**Parts of the exercise**:
**A.** Could you set down, word for word, the part of the Willamette Valley child care passage starting with "As owner of" and going on through "then to child care."?
**B.** Could you pull out the rows starting with the line with "ink-splatter (24, 240, 35, 253)" and going on through the last line of the rows, both ends included, and repeat only those lines unchanged?

>> Begin Given passage

As owner of Fairsing Vineyard & Winery an hour outside Portland, Oregon, and then chair of the Willamette Valley Wineries Association, McNally was researching how child care works.
He had spent the last couple of years figuring out how the association could do more than “enhance the prestige of Willamette Valley wines,” he said. The association set up a philanthropic arm to invest in employees of the region’s wineries, and in their communities.
When asked what needs were most pressing, vineyard stewards pointed first to housing, and then to child care.
“My wife would like to be out here working with me, but she’s got to take care of the kids,” McNally recalled hearing in conversations with workers.
Employers across the country are hearing similar sentiments. Some businesses are opening on-site child care programs or subsidizing the cost of employees’ child care.
In North Carolina, an estimated 400,000 working parents are constrained by child care needs, according to a 2022 report from the NC Early Childhood Foundation. Insufficient child care is costing the state $3.5 billion annually, and the country $122 billion, according to a 2023 ReadyNation report. Local and statewide chambers of commerce are speaking about the need for child care.
But McNally’s journey did not end at acknowledging the need, holding a news conference, or even connecting his business’s own employees to child care. After two years, Primeros Pasos, “first steps,” is just getting started in building a child care system that serves Latino communities across the region.
‘An ideal partnership’
McNally was introduced to Jaime Arredondo, executive director of Capaces Leadership Institute, a nonprofit serving Latino communities in the Willamette Valley. The organization has been rooted in labor organizing and immigration raid resistance starting in the 1970s.

>> End Given passage
>> Begin Dataset extract

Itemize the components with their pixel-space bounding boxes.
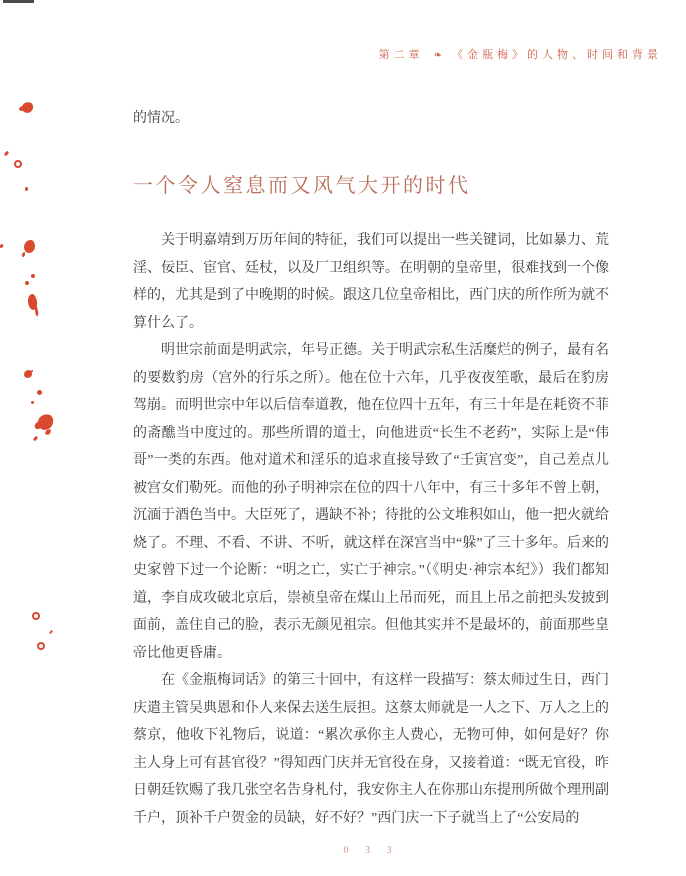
ink-splatter (24, 240, 35, 253)
ink-splatter (26, 293, 38, 311)
ink-splatter (31, 274, 35, 278)
ink-splatter (33, 436, 38, 442)
ink-splatter (31, 401, 34, 404)
ink-splatter (24, 370, 32, 378)
chapter-number: 第二章 (379, 49, 424, 61)
section-title: 一个令人窒息而又风气大开的时代 (133, 169, 609, 198)
corner-scan-mark (3, 0, 34, 3)
ink-splatter (20, 100, 34, 114)
page-number: 0 3 3 (133, 845, 609, 856)
ink-splatter (49, 630, 53, 634)
ink-splatter (25, 281, 29, 285)
ink-splatter (4, 151, 9, 157)
ink-splatter (14, 160, 22, 168)
ink-splatter (25, 187, 28, 191)
running-head-title: 《金瓶梅》的人物、时间和背景 (452, 49, 662, 61)
ink-splatter (36, 412, 55, 431)
ink-splatter (37, 390, 42, 395)
carryover-paragraph-fragment: 的情况。 (133, 105, 609, 133)
ink-splatter (37, 642, 45, 650)
ink-splatter (0, 244, 4, 249)
running-head: 第二章❧《金瓶梅》的人物、时间和背景 (379, 46, 662, 62)
paragraph-2: 明世宗前面是明武宗，年号正德。关于明武宗私生活糜烂的例子，最有名的要数豹房（宫外… (133, 337, 609, 667)
fleuron-ornament-icon: ❧ (434, 50, 442, 61)
ink-splatter (32, 612, 40, 620)
paragraph-3: 在《金瓶梅词话》的第三十回中，有这样一段描写：蔡太师过生日，西门庆遣主管吴典恩和… (133, 667, 609, 832)
book-page: 第二章❧《金瓶梅》的人物、时间和背景 的情况。 一个令人窒息而又风气大开的时代 … (0, 0, 686, 876)
paragraph-1: 关于明嘉靖到万历年间的特征，我们可以提出一些关键词，比如暴力、荒淫、佞臣、宦官、… (133, 227, 609, 337)
text-block: 的情况。 一个令人窒息而又风气大开的时代 关于明嘉靖到万历年间的特征，我们可以提… (133, 105, 609, 832)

>> End Dataset extract

**Solutions to the tasks**:
**A.**
As owner of Fairsing Vineyard & Winery an hour outside Portland, Oregon, and then chair of the Willamette Valley Wineries Association, McNally was researching how child care works.
He had spent the last couple of years figuring out how the association could do more than “enhance the prestige of Willamette Valley wines,” he said. The association set up a philanthropic arm to invest in employees of the region’s wineries, and in their communities.
When asked what needs were most pressing, vineyard stewards pointed first to housing, and then to child care.

**B.**
ink-splatter (24, 240, 35, 253)
ink-splatter (26, 293, 38, 311)
ink-splatter (31, 274, 35, 278)
ink-splatter (33, 436, 38, 442)
ink-splatter (31, 401, 34, 404)
ink-splatter (24, 370, 32, 378)
chapter-number: 第二章 (379, 49, 424, 61)
section-title: 一个令人窒息而又风气大开的时代 (133, 169, 609, 198)
corner-scan-mark (3, 0, 34, 3)
ink-splatter (20, 100, 34, 114)
page-number: 0 3 3 (133, 845, 609, 856)
ink-splatter (49, 630, 53, 634)
ink-splatter (25, 281, 29, 285)
ink-splatter (4, 151, 9, 157)
ink-splatter (14, 160, 22, 168)
ink-splatter (25, 187, 28, 191)
running-head-title: 《金瓶梅》的人物、时间和背景 (452, 49, 662, 61)
ink-splatter (36, 412, 55, 431)
ink-splatter (37, 390, 42, 395)
carryover-paragraph-fragment: 的情况。 (133, 105, 609, 133)
ink-splatter (37, 642, 45, 650)
ink-splatter (0, 244, 4, 249)
running-head: 第二章❧《金瓶梅》的人物、时间和背景 (379, 46, 662, 62)
paragraph-2: 明世宗前面是明武宗，年号正德。关于明武宗私生活糜烂的例子，最有名的要数豹房（宫外… (133, 337, 609, 667)
fleuron-ornament-icon: ❧ (434, 50, 442, 61)
ink-splatter (32, 612, 40, 620)
paragraph-3: 在《金瓶梅词话》的第三十回中，有这样一段描写：蔡太师过生日，西门庆遣主管吴典恩和… (133, 667, 609, 832)
book-page: 第二章❧《金瓶梅》的人物、时间和背景 的情况。 一个令人窒息而又风气大开的时代 … (0, 0, 686, 876)
paragraph-1: 关于明嘉靖到万历年间的特征，我们可以提出一些关键词，比如暴力、荒淫、佞臣、宦官、… (133, 227, 609, 337)
text-block: 的情况。 一个令人窒息而又风气大开的时代 关于明嘉靖到万历年间的特征，我们可以提… (133, 105, 609, 832)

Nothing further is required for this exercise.